▶ **EXERCISE**
Can you copy every line of the material below word for word, leaving out the pictures?

Entries from a collection:
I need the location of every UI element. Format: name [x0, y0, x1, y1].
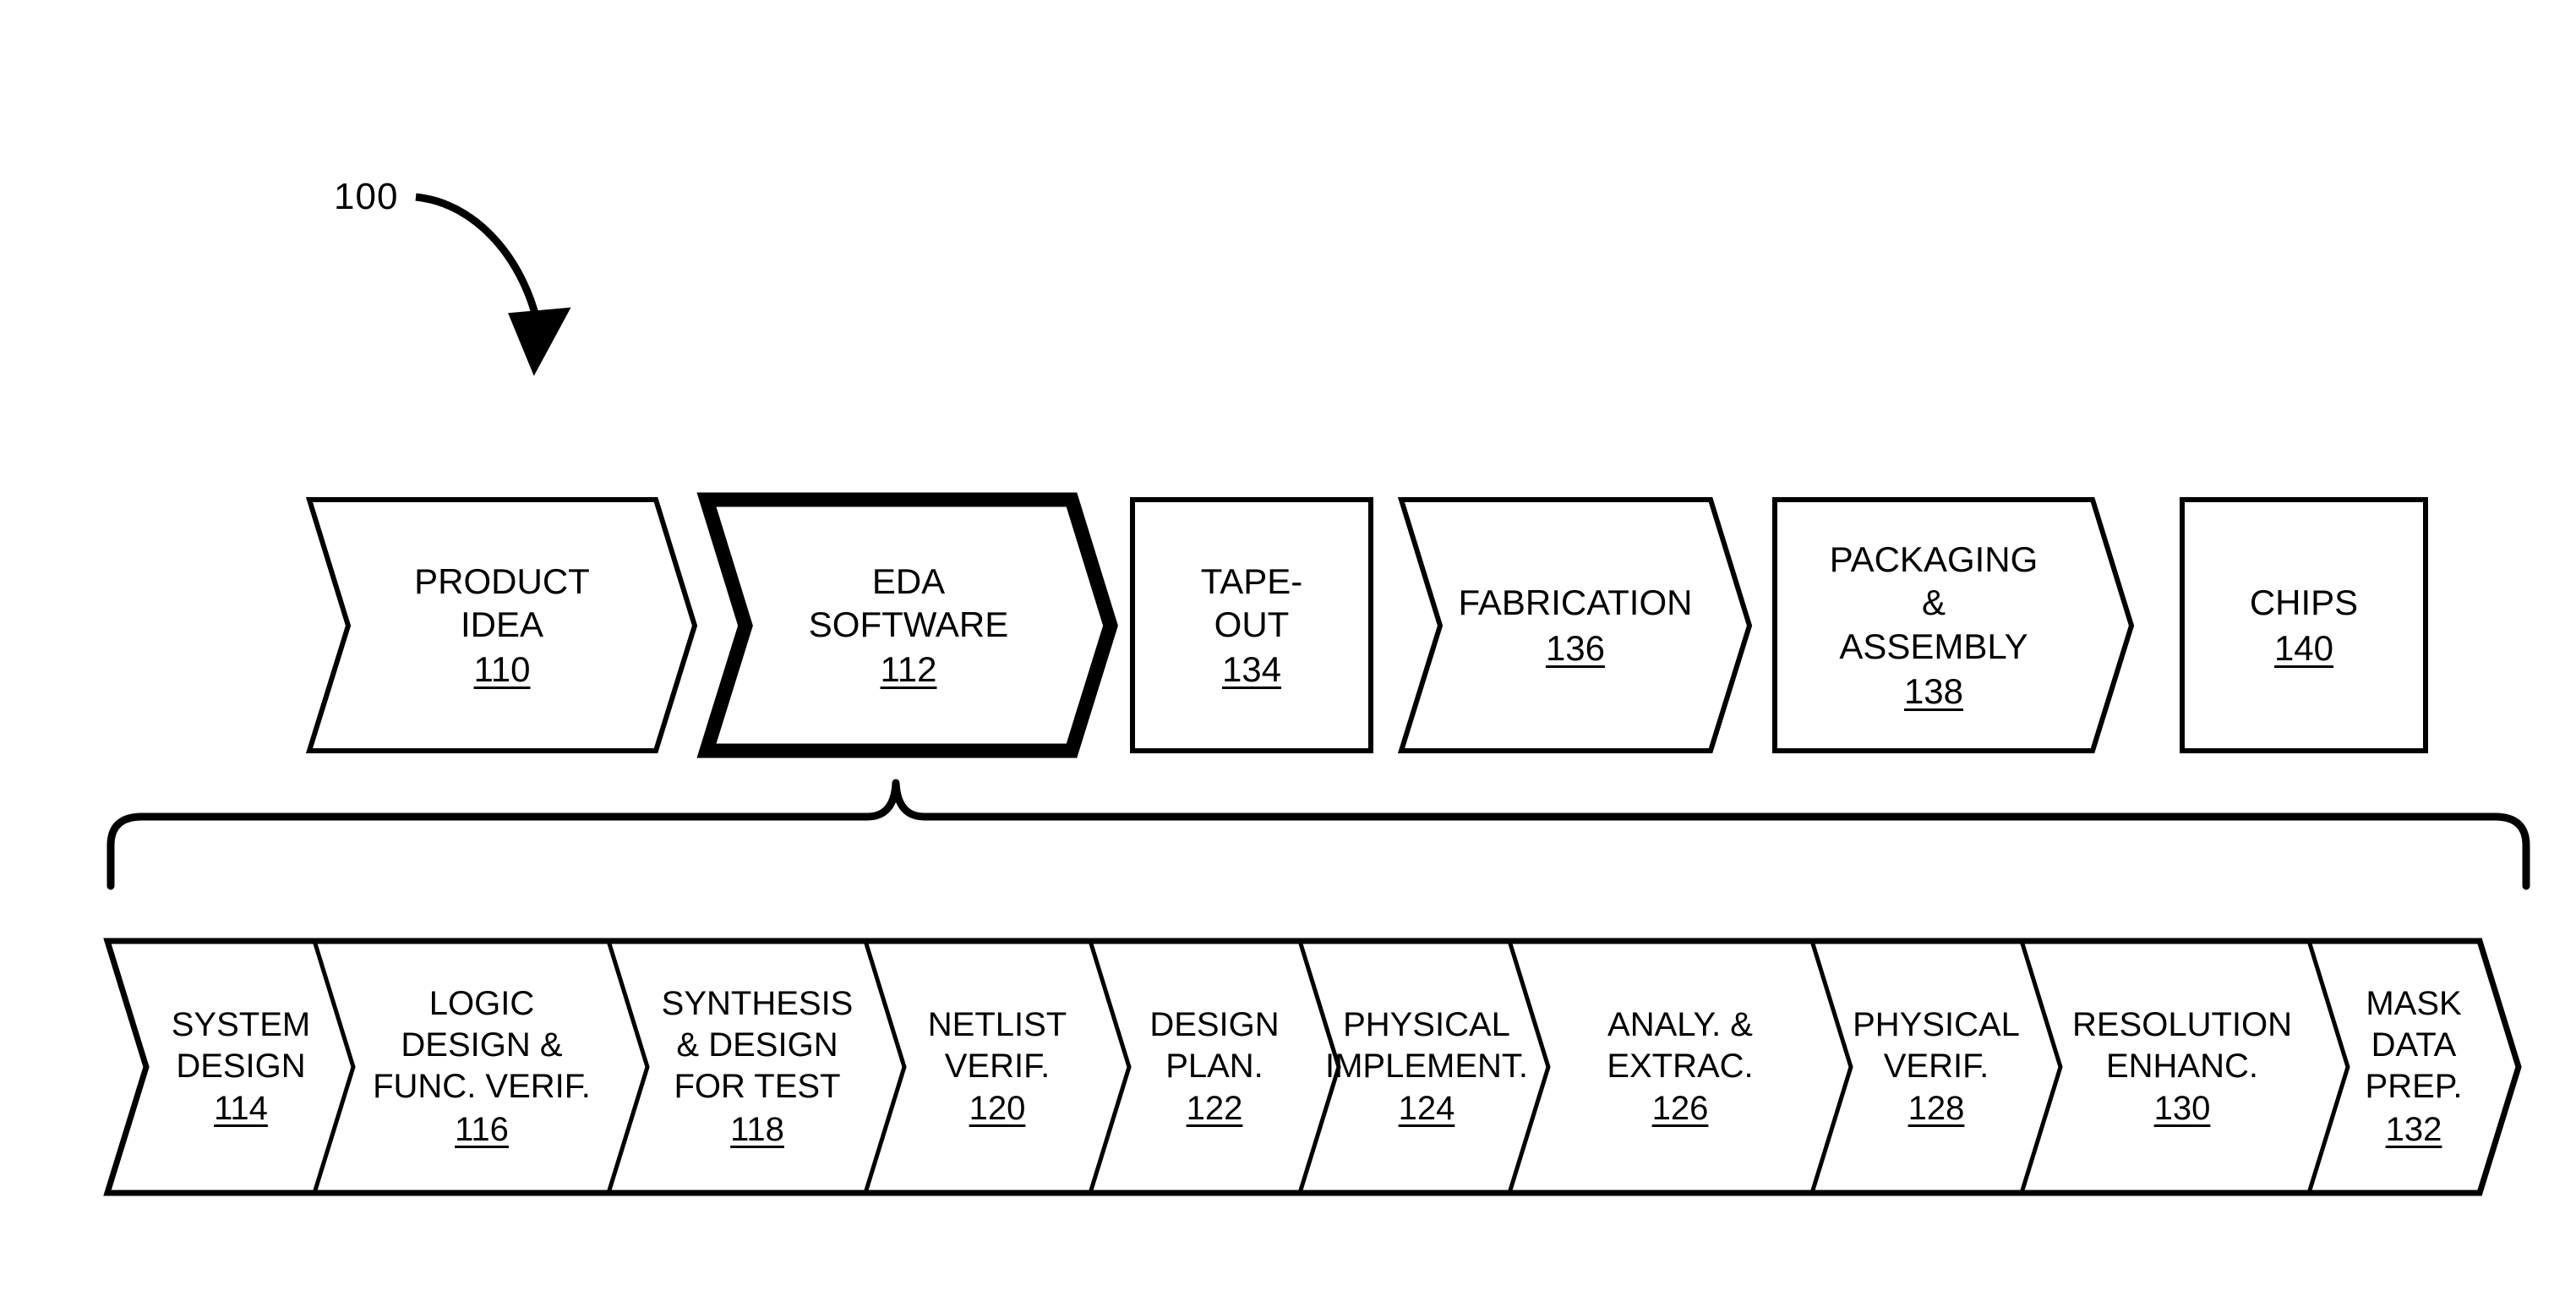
- divider-5: [1297, 940, 1341, 1194]
- figure-reference-numeral: 100: [334, 176, 399, 217]
- divider-7: [1809, 940, 1853, 1194]
- leader-line: [415, 193, 541, 321]
- figure-canvas: 100 PRODUCT IDEA 110 EDA SOFTWARE 112 TA…: [0, 0, 2576, 1302]
- divider-1: [312, 940, 356, 1194]
- leader-arrowhead: [508, 307, 571, 376]
- divider-2: [606, 940, 650, 1194]
- divider-9: [2306, 940, 2350, 1194]
- shape-fabrication: [1397, 497, 1753, 753]
- shape-chips: [2180, 497, 2428, 753]
- divider-8: [2019, 940, 2063, 1194]
- shape-product-idea: [305, 497, 698, 753]
- curly-brace: [106, 779, 2530, 890]
- shape-tape-out: [1130, 497, 1373, 753]
- divider-3: [863, 940, 907, 1194]
- shape-packaging-assembly: [1772, 497, 2135, 753]
- shape-eda-software: [696, 492, 1118, 758]
- divider-4: [1088, 940, 1132, 1194]
- divider-6: [1507, 940, 1551, 1194]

▶ **WRITTEN SOLUTION**
I need the location of every UI element. Format: name [x0, y0, x1, y1].
- divider-5: [1297, 940, 1341, 1194]
- figure-reference-numeral: 100: [334, 176, 399, 217]
- divider-7: [1809, 940, 1853, 1194]
- leader-line: [415, 193, 541, 321]
- figure-canvas: 100 PRODUCT IDEA 110 EDA SOFTWARE 112 TA…: [0, 0, 2576, 1302]
- divider-1: [312, 940, 356, 1194]
- leader-arrowhead: [508, 307, 571, 376]
- divider-2: [606, 940, 650, 1194]
- divider-9: [2306, 940, 2350, 1194]
- shape-fabrication: [1397, 497, 1753, 753]
- shape-chips: [2180, 497, 2428, 753]
- divider-8: [2019, 940, 2063, 1194]
- shape-product-idea: [305, 497, 698, 753]
- curly-brace: [106, 779, 2530, 890]
- shape-tape-out: [1130, 497, 1373, 753]
- divider-3: [863, 940, 907, 1194]
- shape-packaging-assembly: [1772, 497, 2135, 753]
- shape-eda-software: [696, 492, 1118, 758]
- divider-4: [1088, 940, 1132, 1194]
- divider-6: [1507, 940, 1551, 1194]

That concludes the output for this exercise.